● **Given data**:
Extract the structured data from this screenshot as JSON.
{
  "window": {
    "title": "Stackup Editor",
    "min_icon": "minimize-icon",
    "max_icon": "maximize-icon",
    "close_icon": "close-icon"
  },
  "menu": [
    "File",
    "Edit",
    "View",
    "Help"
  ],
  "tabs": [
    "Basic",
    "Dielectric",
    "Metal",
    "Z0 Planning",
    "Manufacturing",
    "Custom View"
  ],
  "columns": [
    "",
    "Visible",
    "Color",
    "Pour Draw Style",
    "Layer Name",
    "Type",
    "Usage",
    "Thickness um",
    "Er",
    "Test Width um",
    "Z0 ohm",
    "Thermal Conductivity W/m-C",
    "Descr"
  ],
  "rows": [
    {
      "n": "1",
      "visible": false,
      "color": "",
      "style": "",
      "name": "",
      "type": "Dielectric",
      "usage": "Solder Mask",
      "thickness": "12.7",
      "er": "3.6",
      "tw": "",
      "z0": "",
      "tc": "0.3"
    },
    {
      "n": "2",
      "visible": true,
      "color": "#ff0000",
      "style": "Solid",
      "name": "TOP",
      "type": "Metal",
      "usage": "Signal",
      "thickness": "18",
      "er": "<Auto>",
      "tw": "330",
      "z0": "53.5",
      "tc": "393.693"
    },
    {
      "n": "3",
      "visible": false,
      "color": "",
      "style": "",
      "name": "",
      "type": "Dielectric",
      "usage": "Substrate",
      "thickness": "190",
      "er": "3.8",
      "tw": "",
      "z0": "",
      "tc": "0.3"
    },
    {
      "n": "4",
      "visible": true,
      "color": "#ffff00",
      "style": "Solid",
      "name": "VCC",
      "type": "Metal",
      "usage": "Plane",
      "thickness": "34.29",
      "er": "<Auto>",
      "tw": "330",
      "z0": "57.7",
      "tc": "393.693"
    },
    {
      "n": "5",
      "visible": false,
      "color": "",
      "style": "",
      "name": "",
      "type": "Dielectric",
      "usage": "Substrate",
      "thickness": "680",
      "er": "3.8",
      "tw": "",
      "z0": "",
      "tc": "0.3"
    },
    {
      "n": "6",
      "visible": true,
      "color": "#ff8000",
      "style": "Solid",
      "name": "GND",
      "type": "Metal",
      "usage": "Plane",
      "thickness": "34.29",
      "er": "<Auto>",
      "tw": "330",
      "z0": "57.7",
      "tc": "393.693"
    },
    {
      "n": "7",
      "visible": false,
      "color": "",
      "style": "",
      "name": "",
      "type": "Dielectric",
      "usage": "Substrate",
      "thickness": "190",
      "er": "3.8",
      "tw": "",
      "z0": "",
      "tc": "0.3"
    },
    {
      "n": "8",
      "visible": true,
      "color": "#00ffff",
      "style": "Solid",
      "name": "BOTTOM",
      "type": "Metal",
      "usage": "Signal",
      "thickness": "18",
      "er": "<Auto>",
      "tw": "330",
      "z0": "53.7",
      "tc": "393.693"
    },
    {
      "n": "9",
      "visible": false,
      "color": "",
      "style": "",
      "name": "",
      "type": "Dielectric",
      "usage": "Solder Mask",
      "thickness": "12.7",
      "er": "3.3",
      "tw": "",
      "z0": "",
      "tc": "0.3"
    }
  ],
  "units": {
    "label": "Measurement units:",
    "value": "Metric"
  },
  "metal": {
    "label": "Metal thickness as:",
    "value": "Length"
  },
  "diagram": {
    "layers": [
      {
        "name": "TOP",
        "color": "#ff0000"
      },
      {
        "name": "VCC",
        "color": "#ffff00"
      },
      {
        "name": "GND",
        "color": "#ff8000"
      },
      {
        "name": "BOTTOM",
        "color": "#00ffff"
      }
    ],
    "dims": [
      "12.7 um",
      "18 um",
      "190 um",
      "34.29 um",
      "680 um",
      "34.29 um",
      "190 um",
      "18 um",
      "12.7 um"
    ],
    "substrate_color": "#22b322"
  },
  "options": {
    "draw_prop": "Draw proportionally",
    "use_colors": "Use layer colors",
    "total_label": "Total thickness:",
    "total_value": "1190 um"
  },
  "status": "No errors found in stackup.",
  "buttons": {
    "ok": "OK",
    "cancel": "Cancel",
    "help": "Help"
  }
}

● **Request**: Copy out the full listing exactly.

● **Task output**:
Extract the structured data from this screenshot as JSON.
{
  "window": {
    "title": "Stackup Editor",
    "min_icon": "minimize-icon",
    "max_icon": "maximize-icon",
    "close_icon": "close-icon"
  },
  "menu": [
    "File",
    "Edit",
    "View",
    "Help"
  ],
  "tabs": [
    "Basic",
    "Dielectric",
    "Metal",
    "Z0 Planning",
    "Manufacturing",
    "Custom View"
  ],
  "columns": [
    "",
    "Visible",
    "Color",
    "Pour Draw Style",
    "Layer Name",
    "Type",
    "Usage",
    "Thickness um",
    "Er",
    "Test Width um",
    "Z0 ohm",
    "Thermal Conductivity W/m-C",
    "Descr"
  ],
  "rows": [
    {
      "n": "1",
      "visible": false,
      "color": "",
      "style": "",
      "name": "",
      "type": "Dielectric",
      "usage": "Solder Mask",
      "thickness": "12.7",
      "er": "3.6",
      "tw": "",
      "z0": "",
      "tc": "0.3"
    },
    {
      "n": "2",
      "visible": true,
      "color": "#ff0000",
      "style": "Solid",
      "name": "TOP",
      "type": "Metal",
      "usage": "Signal",
      "thickness": "18",
      "er": "<Auto>",
      "tw": "330",
      "z0": "53.5",
      "tc": "393.693"
    },
    {
      "n": "3",
      "visible": false,
      "color": "",
      "style": "",
      "name": "",
      "type": "Dielectric",
      "usage": "Substrate",
      "thickness": "190",
      "er": "3.8",
      "tw": "",
      "z0": "",
      "tc": "0.3"
    },
    {
      "n": "4",
      "visible": true,
      "color": "#ffff00",
      "style": "Solid",
      "name": "VCC",
      "type": "Metal",
      "usage": "Plane",
      "thickness": "34.29",
      "er": "<Auto>",
      "tw": "330",
      "z0": "57.7",
      "tc": "393.693"
    },
    {
      "n": "5",
      "visible": false,
      "color": "",
      "style": "",
      "name": "",
      "type": "Dielectric",
      "usage": "Substrate",
      "thickness": "680",
      "er": "3.8",
      "tw": "",
      "z0": "",
      "tc": "0.3"
    },
    {
      "n": "6",
      "visible": true,
      "color": "#ff8000",
      "style": "Solid",
      "name": "GND",
      "type": "Metal",
      "usage": "Plane",
      "thickness": "34.29",
      "er": "<Auto>",
      "tw": "330",
      "z0": "57.7",
      "tc": "393.693"
    },
    {
      "n": "7",
      "visible": false,
      "color": "",
      "style": "",
      "name": "",
      "type": "Dielectric",
      "usage": "Substrate",
      "thickness": "190",
      "er": "3.8",
      "tw": "",
      "z0": "",
      "tc": "0.3"
    },
    {
      "n": "8",
      "visible": true,
      "color": "#00ffff",
      "style": "Solid",
      "name": "BOTTOM",
      "type": "Metal",
      "usage": "Signal",
      "thickness": "18",
      "er": "<Auto>",
      "tw": "330",
      "z0": "53.7",
      "tc": "393.693"
    },
    {
      "n": "9",
      "visible": false,
      "color": "",
      "style": "",
      "name": "",
      "type": "Dielectric",
      "usage": "Solder Mask",
      "thickness": "12.7",
      "er": "3.3",
      "tw": "",
      "z0": "",
      "tc": "0.3"
    }
  ],
  "units": {
    "label": "Measurement units:",
    "value": "Metric"
  },
  "metal": {
    "label": "Metal thickness as:",
    "value": "Length"
  },
  "diagram": {
    "layers": [
      {
        "name": "TOP",
        "color": "#ff0000"
      },
      {
        "name": "VCC",
        "color": "#ffff00"
      },
      {
        "name": "GND",
        "color": "#ff8000"
      },
      {
        "name": "BOTTOM",
        "color": "#00ffff"
      }
    ],
    "dims": [
      "12.7 um",
      "18 um",
      "190 um",
      "34.29 um",
      "680 um",
      "34.29 um",
      "190 um",
      "18 um",
      "12.7 um"
    ],
    "substrate_color": "#22b322"
  },
  "options": {
    "draw_prop": "Draw proportionally",
    "use_colors": "Use layer colors",
    "total_label": "Total thickness:",
    "total_value": "1190 um"
  },
  "status": "No errors found in stackup.",
  "buttons": {
    "ok": "OK",
    "cancel": "Cancel",
    "help": "Help"
  }
}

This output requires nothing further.